Each line below should be reproduced without any alteration.

- RECORD EXTRACTS -
_ _ _ _ _

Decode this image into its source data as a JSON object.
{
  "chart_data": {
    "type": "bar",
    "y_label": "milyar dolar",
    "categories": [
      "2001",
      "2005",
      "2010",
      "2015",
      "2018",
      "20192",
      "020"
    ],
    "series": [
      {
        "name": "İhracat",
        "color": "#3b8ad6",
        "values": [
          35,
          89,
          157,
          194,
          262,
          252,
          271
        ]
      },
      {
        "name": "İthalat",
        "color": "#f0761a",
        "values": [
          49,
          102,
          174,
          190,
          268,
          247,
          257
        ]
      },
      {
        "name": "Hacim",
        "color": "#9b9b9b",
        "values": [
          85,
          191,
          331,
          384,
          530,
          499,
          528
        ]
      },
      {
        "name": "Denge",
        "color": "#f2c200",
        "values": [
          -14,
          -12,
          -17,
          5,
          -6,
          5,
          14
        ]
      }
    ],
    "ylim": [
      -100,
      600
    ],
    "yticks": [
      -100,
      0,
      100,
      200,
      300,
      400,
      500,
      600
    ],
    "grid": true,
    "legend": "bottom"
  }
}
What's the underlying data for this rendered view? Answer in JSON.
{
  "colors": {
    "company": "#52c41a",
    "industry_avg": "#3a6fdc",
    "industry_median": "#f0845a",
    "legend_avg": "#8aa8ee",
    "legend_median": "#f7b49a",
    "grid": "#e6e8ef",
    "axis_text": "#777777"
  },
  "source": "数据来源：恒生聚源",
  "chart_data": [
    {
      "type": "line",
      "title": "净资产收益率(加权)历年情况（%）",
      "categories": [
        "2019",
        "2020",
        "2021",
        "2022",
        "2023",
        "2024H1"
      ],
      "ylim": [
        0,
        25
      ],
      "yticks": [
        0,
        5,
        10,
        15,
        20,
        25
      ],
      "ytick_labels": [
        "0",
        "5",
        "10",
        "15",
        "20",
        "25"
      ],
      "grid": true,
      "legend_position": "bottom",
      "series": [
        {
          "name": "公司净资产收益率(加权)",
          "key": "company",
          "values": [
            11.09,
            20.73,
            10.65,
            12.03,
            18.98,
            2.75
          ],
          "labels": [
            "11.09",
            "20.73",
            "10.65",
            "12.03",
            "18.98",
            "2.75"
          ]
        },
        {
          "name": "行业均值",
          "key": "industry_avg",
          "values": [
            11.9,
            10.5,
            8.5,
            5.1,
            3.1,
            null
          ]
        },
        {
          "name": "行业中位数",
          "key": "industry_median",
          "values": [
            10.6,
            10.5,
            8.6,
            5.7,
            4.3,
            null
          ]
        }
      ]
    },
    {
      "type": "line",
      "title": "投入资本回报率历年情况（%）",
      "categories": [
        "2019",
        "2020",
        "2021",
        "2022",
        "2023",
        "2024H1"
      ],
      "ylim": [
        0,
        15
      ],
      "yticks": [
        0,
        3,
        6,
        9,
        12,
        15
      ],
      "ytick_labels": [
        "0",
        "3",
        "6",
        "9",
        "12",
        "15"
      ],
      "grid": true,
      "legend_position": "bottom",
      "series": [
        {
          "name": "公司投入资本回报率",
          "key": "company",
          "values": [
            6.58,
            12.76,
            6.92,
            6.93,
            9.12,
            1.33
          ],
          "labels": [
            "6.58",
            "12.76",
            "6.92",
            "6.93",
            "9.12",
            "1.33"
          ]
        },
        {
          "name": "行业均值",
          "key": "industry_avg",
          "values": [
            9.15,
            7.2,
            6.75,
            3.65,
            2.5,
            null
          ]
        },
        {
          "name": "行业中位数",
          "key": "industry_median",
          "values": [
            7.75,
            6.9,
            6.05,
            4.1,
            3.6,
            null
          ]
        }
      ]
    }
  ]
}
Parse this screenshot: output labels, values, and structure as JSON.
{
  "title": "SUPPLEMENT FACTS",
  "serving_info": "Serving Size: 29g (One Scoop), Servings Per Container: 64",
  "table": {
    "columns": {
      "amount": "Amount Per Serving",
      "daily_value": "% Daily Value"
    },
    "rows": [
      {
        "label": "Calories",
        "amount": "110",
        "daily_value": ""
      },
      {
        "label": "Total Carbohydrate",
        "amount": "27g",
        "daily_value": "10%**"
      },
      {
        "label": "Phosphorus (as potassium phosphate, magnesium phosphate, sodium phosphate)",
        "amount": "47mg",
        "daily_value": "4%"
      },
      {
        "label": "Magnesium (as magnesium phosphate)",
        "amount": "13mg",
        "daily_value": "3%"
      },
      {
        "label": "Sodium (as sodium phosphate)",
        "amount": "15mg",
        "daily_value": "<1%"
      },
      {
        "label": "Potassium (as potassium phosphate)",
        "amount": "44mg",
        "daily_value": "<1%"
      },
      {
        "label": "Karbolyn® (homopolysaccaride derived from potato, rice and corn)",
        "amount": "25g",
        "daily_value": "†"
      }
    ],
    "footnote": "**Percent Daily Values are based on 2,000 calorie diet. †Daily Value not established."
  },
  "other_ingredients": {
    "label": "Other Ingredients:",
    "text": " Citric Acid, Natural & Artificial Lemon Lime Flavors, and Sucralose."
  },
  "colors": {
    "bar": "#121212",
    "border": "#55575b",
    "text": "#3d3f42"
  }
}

_ _ _ _ _

- THE REPLY -
Decode this image into its source data as a JSON object.
{
  "chart_data": {
    "type": "bar",
    "y_label": "milyar dolar",
    "categories": [
      "2001",
      "2005",
      "2010",
      "2015",
      "2018",
      "20192",
      "020"
    ],
    "series": [
      {
        "name": "İhracat",
        "color": "#3b8ad6",
        "values": [
          35,
          89,
          157,
          194,
          262,
          252,
          271
        ]
      },
      {
        "name": "İthalat",
        "color": "#f0761a",
        "values": [
          49,
          102,
          174,
          190,
          268,
          247,
          257
        ]
      },
      {
        "name": "Hacim",
        "color": "#9b9b9b",
        "values": [
          85,
          191,
          331,
          384,
          530,
          499,
          528
        ]
      },
      {
        "name": "Denge",
        "color": "#f2c200",
        "values": [
          -14,
          -12,
          -17,
          5,
          -6,
          5,
          14
        ]
      }
    ],
    "ylim": [
      -100,
      600
    ],
    "yticks": [
      -100,
      0,
      100,
      200,
      300,
      400,
      500,
      600
    ],
    "grid": true,
    "legend": "bottom"
  }
}
What's the underlying data for this rendered view? Answer in JSON.
{
  "colors": {
    "company": "#52c41a",
    "industry_avg": "#3a6fdc",
    "industry_median": "#f0845a",
    "legend_avg": "#8aa8ee",
    "legend_median": "#f7b49a",
    "grid": "#e6e8ef",
    "axis_text": "#777777"
  },
  "source": "数据来源：恒生聚源",
  "chart_data": [
    {
      "type": "line",
      "title": "净资产收益率(加权)历年情况（%）",
      "categories": [
        "2019",
        "2020",
        "2021",
        "2022",
        "2023",
        "2024H1"
      ],
      "ylim": [
        0,
        25
      ],
      "yticks": [
        0,
        5,
        10,
        15,
        20,
        25
      ],
      "ytick_labels": [
        "0",
        "5",
        "10",
        "15",
        "20",
        "25"
      ],
      "grid": true,
      "legend_position": "bottom",
      "series": [
        {
          "name": "公司净资产收益率(加权)",
          "key": "company",
          "values": [
            11.09,
            20.73,
            10.65,
            12.03,
            18.98,
            2.75
          ],
          "labels": [
            "11.09",
            "20.73",
            "10.65",
            "12.03",
            "18.98",
            "2.75"
          ]
        },
        {
          "name": "行业均值",
          "key": "industry_avg",
          "values": [
            11.9,
            10.5,
            8.5,
            5.1,
            3.1,
            null
          ]
        },
        {
          "name": "行业中位数",
          "key": "industry_median",
          "values": [
            10.6,
            10.5,
            8.6,
            5.7,
            4.3,
            null
          ]
        }
      ]
    },
    {
      "type": "line",
      "title": "投入资本回报率历年情况（%）",
      "categories": [
        "2019",
        "2020",
        "2021",
        "2022",
        "2023",
        "2024H1"
      ],
      "ylim": [
        0,
        15
      ],
      "yticks": [
        0,
        3,
        6,
        9,
        12,
        15
      ],
      "ytick_labels": [
        "0",
        "3",
        "6",
        "9",
        "12",
        "15"
      ],
      "grid": true,
      "legend_position": "bottom",
      "series": [
        {
          "name": "公司投入资本回报率",
          "key": "company",
          "values": [
            6.58,
            12.76,
            6.92,
            6.93,
            9.12,
            1.33
          ],
          "labels": [
            "6.58",
            "12.76",
            "6.92",
            "6.93",
            "9.12",
            "1.33"
          ]
        },
        {
          "name": "行业均值",
          "key": "industry_avg",
          "values": [
            9.15,
            7.2,
            6.75,
            3.65,
            2.5,
            null
          ]
        },
        {
          "name": "行业中位数",
          "key": "industry_median",
          "values": [
            7.75,
            6.9,
            6.05,
            4.1,
            3.6,
            null
          ]
        }
      ]
    }
  ]
}
Parse this screenshot: output labels, values, and structure as JSON.
{
  "title": "SUPPLEMENT FACTS",
  "serving_info": "Serving Size: 29g (One Scoop), Servings Per Container: 64",
  "table": {
    "columns": {
      "amount": "Amount Per Serving",
      "daily_value": "% Daily Value"
    },
    "rows": [
      {
        "label": "Calories",
        "amount": "110",
        "daily_value": ""
      },
      {
        "label": "Total Carbohydrate",
        "amount": "27g",
        "daily_value": "10%**"
      },
      {
        "label": "Phosphorus (as potassium phosphate, magnesium phosphate, sodium phosphate)",
        "amount": "47mg",
        "daily_value": "4%"
      },
      {
        "label": "Magnesium (as magnesium phosphate)",
        "amount": "13mg",
        "daily_value": "3%"
      },
      {
        "label": "Sodium (as sodium phosphate)",
        "amount": "15mg",
        "daily_value": "<1%"
      },
      {
        "label": "Potassium (as potassium phosphate)",
        "amount": "44mg",
        "daily_value": "<1%"
      },
      {
        "label": "Karbolyn® (homopolysaccaride derived from potato, rice and corn)",
        "amount": "25g",
        "daily_value": "†"
      }
    ],
    "footnote": "**Percent Daily Values are based on 2,000 calorie diet. †Daily Value not established."
  },
  "other_ingredients": {
    "label": "Other Ingredients:",
    "text": " Citric Acid, Natural & Artificial Lemon Lime Flavors, and Sucralose."
  },
  "colors": {
    "bar": "#121212",
    "border": "#55575b",
    "text": "#3d3f42"
  }
}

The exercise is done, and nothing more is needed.